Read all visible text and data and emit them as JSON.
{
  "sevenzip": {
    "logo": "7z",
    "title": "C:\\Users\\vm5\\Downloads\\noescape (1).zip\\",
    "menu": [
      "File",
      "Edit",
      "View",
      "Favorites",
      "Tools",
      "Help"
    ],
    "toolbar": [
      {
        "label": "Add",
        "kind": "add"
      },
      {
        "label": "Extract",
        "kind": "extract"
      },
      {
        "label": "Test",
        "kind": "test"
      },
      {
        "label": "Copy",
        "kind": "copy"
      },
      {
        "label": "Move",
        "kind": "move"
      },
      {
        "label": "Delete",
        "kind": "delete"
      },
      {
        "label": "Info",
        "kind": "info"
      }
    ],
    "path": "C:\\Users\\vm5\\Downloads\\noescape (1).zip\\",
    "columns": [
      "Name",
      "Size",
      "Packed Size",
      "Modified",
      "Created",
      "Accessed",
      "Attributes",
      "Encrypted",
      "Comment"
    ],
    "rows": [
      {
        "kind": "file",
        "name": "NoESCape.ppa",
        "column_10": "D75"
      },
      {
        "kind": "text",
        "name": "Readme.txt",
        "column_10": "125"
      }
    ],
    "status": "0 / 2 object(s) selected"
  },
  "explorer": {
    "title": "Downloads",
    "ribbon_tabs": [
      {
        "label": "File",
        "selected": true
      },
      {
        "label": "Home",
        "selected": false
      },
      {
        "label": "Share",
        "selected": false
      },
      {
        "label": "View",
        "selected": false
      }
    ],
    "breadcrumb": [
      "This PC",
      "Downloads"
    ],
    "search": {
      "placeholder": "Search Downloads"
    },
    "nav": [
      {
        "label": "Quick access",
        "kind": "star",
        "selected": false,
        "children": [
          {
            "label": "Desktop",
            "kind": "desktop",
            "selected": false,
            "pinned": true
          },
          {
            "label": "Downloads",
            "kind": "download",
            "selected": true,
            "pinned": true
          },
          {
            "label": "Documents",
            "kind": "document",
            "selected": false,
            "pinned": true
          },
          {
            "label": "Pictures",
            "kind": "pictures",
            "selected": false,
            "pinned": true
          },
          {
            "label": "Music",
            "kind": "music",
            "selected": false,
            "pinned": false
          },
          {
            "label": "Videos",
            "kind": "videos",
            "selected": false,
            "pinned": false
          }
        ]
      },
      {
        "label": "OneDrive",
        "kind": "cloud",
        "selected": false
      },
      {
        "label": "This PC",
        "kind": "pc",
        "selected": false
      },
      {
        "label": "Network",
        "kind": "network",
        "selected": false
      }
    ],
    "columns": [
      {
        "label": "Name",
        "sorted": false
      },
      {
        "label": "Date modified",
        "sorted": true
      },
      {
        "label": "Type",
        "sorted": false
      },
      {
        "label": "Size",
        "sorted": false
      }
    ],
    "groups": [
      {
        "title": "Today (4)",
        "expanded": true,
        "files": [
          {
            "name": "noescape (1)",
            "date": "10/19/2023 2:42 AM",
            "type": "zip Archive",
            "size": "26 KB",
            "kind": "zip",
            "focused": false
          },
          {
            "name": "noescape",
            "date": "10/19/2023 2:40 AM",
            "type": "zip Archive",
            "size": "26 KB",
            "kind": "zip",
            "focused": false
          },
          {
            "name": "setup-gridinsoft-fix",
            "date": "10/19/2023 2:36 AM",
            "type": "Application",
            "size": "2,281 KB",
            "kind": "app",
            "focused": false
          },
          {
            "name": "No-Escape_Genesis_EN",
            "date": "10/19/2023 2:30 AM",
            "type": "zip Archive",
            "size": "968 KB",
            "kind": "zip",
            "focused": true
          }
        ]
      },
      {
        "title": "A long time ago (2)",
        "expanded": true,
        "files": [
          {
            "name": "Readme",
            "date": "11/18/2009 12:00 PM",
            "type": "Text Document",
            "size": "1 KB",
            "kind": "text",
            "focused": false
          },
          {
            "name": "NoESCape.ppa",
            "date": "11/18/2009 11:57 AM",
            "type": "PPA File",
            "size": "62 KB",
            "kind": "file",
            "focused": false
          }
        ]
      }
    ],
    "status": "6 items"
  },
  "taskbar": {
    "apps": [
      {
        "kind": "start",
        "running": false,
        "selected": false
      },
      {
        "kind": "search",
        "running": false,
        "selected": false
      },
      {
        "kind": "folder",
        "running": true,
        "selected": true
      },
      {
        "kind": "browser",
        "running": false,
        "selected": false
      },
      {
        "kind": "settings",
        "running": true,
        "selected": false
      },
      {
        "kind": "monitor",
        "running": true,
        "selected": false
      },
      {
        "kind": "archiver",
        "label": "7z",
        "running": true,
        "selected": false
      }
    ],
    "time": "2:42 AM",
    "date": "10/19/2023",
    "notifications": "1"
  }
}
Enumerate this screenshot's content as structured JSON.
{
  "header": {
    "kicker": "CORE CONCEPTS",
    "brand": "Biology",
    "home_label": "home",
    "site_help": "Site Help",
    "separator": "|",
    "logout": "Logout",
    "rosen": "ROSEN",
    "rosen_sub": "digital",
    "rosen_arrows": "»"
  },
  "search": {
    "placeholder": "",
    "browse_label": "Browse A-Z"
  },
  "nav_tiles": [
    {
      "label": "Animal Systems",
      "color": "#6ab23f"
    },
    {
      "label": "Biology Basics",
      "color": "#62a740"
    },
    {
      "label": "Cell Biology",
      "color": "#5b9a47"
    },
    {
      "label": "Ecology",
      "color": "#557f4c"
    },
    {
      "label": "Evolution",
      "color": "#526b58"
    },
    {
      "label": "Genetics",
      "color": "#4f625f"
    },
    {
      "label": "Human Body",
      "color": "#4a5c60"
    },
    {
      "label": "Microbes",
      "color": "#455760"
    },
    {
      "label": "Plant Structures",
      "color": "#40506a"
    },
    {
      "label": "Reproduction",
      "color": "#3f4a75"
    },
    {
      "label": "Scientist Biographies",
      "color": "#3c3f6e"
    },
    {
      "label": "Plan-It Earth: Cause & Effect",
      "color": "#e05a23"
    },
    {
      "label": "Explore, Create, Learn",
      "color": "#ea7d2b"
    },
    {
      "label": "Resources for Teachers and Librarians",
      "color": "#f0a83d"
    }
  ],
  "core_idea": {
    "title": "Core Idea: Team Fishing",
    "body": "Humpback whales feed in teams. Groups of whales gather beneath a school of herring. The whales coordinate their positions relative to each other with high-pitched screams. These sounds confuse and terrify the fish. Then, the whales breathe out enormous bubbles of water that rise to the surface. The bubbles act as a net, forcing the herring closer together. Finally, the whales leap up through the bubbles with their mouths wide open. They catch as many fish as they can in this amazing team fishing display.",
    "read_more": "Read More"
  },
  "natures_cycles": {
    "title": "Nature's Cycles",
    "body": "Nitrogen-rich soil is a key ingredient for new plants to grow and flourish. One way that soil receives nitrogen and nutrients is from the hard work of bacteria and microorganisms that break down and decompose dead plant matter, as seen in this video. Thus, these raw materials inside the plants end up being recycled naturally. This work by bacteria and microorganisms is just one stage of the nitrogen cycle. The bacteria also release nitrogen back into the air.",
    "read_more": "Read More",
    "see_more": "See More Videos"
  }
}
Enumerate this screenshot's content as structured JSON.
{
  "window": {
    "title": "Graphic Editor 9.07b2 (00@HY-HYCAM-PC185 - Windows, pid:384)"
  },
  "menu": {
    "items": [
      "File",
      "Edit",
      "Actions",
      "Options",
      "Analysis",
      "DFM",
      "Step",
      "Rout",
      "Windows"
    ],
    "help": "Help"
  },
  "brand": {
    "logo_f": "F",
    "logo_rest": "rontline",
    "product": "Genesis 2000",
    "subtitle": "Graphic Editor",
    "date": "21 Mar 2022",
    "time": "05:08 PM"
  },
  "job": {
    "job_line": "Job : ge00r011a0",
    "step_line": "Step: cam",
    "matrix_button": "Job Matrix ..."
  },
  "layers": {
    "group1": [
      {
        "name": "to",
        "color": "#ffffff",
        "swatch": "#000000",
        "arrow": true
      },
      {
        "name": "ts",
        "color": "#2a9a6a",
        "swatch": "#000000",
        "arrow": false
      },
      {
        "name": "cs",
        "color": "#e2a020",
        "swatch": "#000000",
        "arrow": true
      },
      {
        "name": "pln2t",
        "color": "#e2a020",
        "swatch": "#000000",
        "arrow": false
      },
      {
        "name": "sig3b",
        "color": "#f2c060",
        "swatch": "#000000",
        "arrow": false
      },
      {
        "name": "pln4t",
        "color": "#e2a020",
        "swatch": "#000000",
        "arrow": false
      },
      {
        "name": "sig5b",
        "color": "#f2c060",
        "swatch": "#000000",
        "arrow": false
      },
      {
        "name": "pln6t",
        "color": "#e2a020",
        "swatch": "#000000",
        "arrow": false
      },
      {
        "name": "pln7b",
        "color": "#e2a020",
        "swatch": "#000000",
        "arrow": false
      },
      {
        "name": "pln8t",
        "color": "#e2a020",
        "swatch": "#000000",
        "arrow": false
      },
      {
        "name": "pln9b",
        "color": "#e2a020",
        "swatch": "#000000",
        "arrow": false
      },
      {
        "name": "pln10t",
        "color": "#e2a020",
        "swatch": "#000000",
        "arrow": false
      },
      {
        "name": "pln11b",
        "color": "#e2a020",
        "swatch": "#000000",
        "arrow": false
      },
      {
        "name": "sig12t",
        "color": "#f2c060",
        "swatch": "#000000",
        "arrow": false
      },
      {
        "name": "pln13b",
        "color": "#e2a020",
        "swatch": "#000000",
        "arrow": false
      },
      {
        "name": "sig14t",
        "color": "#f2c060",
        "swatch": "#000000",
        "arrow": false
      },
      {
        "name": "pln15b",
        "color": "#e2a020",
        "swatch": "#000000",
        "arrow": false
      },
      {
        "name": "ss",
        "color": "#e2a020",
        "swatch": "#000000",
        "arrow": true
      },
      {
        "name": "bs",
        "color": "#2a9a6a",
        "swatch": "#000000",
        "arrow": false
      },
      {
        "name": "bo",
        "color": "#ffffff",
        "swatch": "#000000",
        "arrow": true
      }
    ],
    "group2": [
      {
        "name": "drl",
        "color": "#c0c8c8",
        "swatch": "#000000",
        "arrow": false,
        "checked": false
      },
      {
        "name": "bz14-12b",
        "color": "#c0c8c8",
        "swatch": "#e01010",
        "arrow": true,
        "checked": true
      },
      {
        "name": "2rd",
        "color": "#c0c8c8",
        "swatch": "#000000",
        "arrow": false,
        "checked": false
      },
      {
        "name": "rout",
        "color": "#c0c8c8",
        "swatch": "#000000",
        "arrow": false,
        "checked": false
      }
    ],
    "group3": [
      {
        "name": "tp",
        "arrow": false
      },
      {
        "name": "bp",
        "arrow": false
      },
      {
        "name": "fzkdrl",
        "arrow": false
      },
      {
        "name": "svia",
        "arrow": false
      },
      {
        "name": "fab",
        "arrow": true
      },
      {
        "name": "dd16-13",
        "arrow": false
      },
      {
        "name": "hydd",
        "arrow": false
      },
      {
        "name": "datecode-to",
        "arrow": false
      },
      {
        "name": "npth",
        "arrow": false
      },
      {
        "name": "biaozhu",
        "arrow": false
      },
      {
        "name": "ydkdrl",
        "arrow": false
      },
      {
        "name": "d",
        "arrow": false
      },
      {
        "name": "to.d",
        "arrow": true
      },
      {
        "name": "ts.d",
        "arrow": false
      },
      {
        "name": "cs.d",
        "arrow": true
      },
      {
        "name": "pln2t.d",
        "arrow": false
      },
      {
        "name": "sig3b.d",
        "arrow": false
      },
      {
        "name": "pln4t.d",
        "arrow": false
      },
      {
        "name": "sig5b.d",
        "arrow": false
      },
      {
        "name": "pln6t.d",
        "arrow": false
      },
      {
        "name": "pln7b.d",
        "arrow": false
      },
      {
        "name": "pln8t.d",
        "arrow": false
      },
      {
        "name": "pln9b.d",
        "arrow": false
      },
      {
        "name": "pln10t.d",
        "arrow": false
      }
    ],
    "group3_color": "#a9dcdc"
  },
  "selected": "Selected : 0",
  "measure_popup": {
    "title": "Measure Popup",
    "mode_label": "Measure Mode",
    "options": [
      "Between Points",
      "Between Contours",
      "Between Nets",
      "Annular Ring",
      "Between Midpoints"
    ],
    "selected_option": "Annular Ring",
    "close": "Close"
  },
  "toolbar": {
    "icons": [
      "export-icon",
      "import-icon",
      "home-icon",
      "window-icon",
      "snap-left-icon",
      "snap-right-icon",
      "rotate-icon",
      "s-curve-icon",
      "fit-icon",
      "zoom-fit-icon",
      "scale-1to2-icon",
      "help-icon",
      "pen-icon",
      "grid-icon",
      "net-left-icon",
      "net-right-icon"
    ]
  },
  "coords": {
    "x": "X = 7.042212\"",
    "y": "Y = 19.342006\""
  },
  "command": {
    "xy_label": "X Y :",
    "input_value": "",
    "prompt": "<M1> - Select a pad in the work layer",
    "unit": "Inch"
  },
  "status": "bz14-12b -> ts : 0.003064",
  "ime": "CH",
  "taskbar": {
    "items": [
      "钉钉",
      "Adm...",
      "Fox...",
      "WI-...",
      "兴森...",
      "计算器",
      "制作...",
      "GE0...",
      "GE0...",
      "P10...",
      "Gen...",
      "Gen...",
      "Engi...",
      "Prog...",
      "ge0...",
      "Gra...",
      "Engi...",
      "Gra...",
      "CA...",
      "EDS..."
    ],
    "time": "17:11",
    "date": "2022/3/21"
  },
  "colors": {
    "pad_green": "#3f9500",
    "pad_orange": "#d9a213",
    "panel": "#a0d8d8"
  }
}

═══

Scan the listing above, and wherever a line holds the string "status", copy that line.

*ANSWER TO THIS EXERCISE:*
    "status": "0 / 2 object(s) selected"
    "status": "6 items"
  "status": "bz14-12b -> ts : 0.003064",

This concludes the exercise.